Task instructions:
Reproduce every line in the listing that contains the word "ลการคล".

Raw data:
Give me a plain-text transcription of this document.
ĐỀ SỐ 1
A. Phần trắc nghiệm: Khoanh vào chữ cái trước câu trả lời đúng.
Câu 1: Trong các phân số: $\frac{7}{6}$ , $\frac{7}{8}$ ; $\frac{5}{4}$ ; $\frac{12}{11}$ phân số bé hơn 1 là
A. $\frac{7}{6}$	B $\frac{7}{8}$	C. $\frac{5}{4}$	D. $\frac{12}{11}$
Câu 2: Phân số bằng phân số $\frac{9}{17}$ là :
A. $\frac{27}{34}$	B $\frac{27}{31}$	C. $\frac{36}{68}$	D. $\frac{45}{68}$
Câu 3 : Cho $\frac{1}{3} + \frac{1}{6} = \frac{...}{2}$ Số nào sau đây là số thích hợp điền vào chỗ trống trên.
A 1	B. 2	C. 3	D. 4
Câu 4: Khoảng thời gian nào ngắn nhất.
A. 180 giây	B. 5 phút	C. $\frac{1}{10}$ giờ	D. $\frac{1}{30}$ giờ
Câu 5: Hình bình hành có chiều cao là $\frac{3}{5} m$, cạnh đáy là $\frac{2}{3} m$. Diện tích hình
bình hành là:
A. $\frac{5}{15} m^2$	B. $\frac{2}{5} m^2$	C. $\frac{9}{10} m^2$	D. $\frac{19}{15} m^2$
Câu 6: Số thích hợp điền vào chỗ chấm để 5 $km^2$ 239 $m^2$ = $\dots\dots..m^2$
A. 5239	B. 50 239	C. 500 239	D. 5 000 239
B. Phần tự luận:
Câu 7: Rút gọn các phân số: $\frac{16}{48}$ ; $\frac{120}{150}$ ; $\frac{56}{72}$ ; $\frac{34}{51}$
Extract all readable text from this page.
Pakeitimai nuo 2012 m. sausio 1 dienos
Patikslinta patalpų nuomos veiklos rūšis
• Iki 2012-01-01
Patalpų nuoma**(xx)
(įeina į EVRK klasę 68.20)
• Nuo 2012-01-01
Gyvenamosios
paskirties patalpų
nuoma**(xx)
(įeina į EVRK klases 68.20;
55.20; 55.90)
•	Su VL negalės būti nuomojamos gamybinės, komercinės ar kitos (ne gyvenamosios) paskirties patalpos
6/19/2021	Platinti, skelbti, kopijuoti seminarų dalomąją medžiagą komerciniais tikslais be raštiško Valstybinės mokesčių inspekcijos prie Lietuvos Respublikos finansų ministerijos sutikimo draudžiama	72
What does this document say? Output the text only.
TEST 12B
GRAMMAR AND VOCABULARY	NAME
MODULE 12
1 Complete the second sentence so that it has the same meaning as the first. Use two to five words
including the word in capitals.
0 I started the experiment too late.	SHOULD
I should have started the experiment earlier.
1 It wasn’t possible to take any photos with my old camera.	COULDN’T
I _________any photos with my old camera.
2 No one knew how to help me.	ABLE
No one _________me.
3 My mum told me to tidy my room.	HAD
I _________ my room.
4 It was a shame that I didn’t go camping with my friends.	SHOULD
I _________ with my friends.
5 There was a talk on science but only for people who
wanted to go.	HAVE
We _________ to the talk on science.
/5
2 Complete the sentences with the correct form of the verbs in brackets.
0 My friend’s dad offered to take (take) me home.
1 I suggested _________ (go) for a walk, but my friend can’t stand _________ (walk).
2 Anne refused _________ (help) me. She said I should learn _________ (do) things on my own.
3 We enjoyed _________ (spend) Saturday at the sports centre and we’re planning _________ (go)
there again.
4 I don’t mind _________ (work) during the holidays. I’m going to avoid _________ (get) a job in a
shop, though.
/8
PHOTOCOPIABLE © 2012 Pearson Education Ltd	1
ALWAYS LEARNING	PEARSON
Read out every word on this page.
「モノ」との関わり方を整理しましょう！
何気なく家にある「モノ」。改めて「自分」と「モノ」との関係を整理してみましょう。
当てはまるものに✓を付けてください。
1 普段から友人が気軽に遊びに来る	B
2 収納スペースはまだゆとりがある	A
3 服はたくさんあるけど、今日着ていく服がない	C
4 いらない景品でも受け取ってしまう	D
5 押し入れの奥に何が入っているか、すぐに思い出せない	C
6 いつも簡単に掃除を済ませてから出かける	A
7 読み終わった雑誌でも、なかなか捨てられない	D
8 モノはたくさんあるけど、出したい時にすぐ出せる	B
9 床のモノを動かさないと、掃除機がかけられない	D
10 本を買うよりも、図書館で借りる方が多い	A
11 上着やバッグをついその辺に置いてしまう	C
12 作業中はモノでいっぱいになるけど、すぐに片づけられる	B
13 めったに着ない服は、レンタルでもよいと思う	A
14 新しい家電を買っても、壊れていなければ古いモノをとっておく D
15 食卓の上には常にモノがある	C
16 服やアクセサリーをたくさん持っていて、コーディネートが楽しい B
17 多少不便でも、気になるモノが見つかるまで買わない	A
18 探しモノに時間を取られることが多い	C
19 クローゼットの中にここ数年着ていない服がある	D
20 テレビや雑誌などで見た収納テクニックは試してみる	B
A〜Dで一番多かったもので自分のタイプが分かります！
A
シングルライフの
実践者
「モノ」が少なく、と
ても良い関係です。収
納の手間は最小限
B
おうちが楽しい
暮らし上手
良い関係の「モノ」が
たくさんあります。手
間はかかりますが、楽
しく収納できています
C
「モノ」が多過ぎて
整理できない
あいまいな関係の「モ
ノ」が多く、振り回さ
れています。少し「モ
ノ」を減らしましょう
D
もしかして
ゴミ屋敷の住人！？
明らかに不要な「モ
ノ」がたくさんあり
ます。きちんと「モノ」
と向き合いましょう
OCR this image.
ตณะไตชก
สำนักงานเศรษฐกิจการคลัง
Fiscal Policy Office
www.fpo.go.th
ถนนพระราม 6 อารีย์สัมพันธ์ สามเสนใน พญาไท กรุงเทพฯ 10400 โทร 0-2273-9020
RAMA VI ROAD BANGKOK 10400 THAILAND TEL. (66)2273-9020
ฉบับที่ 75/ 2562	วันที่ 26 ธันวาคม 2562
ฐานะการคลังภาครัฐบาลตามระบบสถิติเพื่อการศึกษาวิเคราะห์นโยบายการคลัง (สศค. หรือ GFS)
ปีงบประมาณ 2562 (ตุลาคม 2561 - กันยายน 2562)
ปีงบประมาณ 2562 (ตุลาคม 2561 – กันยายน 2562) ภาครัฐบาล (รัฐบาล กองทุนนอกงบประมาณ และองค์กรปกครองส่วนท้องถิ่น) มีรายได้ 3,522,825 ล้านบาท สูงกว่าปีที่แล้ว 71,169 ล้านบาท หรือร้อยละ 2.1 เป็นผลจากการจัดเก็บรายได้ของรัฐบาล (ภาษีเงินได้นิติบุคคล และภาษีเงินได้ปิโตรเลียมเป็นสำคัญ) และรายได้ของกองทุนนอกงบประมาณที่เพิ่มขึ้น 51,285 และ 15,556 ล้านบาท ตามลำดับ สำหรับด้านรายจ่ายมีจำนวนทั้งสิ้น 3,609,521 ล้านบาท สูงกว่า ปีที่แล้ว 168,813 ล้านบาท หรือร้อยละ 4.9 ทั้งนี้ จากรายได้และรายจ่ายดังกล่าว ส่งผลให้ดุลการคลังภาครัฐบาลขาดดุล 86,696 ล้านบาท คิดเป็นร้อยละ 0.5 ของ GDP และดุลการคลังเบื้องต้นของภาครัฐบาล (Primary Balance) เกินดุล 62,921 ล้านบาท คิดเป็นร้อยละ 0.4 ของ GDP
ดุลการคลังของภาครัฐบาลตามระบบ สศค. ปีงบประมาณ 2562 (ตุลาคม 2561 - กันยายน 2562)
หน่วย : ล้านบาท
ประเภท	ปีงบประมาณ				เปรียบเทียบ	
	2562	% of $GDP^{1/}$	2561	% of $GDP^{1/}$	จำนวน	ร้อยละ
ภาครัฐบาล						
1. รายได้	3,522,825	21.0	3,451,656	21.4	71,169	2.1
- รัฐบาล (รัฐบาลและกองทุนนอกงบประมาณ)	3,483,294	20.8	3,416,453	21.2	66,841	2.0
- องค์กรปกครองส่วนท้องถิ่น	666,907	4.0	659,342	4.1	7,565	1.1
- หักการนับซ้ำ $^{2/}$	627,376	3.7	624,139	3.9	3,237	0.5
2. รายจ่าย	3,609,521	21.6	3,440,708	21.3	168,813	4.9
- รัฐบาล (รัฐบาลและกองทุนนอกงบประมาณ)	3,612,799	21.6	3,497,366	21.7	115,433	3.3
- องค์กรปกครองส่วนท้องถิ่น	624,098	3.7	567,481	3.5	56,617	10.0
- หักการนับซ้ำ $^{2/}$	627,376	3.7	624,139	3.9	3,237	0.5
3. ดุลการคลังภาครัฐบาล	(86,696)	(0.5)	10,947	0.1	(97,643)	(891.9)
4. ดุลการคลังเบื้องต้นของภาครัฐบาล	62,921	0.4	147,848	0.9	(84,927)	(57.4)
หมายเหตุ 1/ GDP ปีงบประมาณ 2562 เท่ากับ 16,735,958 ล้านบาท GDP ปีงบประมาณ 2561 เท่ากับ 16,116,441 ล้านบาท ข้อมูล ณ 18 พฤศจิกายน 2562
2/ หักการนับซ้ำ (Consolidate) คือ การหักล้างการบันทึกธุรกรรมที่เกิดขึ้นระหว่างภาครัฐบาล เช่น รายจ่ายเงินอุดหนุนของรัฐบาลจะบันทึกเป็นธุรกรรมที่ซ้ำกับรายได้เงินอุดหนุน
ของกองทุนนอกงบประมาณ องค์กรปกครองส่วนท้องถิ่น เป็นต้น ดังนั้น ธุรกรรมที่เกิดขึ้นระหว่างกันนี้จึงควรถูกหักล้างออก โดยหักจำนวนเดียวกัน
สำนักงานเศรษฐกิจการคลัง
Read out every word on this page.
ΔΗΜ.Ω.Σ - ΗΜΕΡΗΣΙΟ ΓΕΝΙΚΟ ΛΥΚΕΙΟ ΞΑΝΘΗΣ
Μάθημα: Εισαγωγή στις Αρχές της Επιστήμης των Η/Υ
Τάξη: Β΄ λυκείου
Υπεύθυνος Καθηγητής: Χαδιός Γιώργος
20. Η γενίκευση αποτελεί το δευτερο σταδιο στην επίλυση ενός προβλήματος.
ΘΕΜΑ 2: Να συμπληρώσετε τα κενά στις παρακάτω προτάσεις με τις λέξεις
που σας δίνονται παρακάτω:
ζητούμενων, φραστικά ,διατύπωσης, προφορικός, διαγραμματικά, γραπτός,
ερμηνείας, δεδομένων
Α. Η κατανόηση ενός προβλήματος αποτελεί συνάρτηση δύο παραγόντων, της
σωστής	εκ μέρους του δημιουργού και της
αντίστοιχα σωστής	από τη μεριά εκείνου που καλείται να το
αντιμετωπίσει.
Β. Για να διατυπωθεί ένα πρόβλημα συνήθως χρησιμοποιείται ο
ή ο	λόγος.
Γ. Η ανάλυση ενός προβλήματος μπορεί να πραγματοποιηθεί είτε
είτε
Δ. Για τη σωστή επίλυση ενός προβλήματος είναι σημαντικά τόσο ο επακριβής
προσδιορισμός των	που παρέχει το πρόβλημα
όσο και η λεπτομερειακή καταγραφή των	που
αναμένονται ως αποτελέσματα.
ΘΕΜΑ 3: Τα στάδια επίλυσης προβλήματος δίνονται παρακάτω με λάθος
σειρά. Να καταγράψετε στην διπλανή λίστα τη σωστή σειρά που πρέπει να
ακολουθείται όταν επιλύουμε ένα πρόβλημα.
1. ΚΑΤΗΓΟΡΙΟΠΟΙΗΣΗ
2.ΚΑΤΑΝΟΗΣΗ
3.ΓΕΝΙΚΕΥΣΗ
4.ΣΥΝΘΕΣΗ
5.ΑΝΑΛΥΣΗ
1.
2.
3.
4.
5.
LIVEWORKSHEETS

Solution below:
ปีงบประมาณ 2562 (ตุลาคม 2561 – กันยายน 2562) ภาครัฐบาล (รัฐบาล กองทุนนอกงบประมาณ และองค์กรปกครองส่วนท้องถิ่น) มีรายได้ 3,522,825 ล้านบาท สูงกว่าปีที่แล้ว 71,169 ล้านบาท หรือร้อยละ 2.1 เป็นผลจากการจัดเก็บรายได้ของรัฐบาล (ภาษีเงินได้นิติบุคคล และภาษีเงินได้ปิโตรเลียมเป็นสำคัญ) และรายได้ของกองทุนนอกงบประมาณที่เพิ่มขึ้น 51,285 และ 15,556 ล้านบาท ตามลำดับ สำหรับด้านรายจ่ายมีจำนวนทั้งสิ้น 3,609,521 ล้านบาท สูงกว่า ปีที่แล้ว 168,813 ล้านบาท หรือร้อยละ 4.9 ทั้งนี้ จากรายได้และรายจ่ายดังกล่าว ส่งผลให้ดุลการคลังภาครัฐบาลขาดดุล 86,696 ล้านบาท คิดเป็นร้อยละ 0.5 ของ GDP และดุลการคลังเบื้องต้นของภาครัฐบาล (Primary Balance) เกินดุล 62,921 ล้านบาท คิดเป็นร้อยละ 0.4 ของ GDP
ดุลการคลังของภาครัฐบาลตามระบบ สศค. ปีงบประมาณ 2562 (ตุลาคม 2561 - กันยายน 2562)
3. ดุลการคลังภาครัฐบาล	(86,696)	(0.5)	10,947	0.1	(97,643)	(891.9)
4. ดุลการคลังเบื้องต้นของภาครัฐบาล	62,921	0.4	147,848	0.9	(84,927)	(57.4)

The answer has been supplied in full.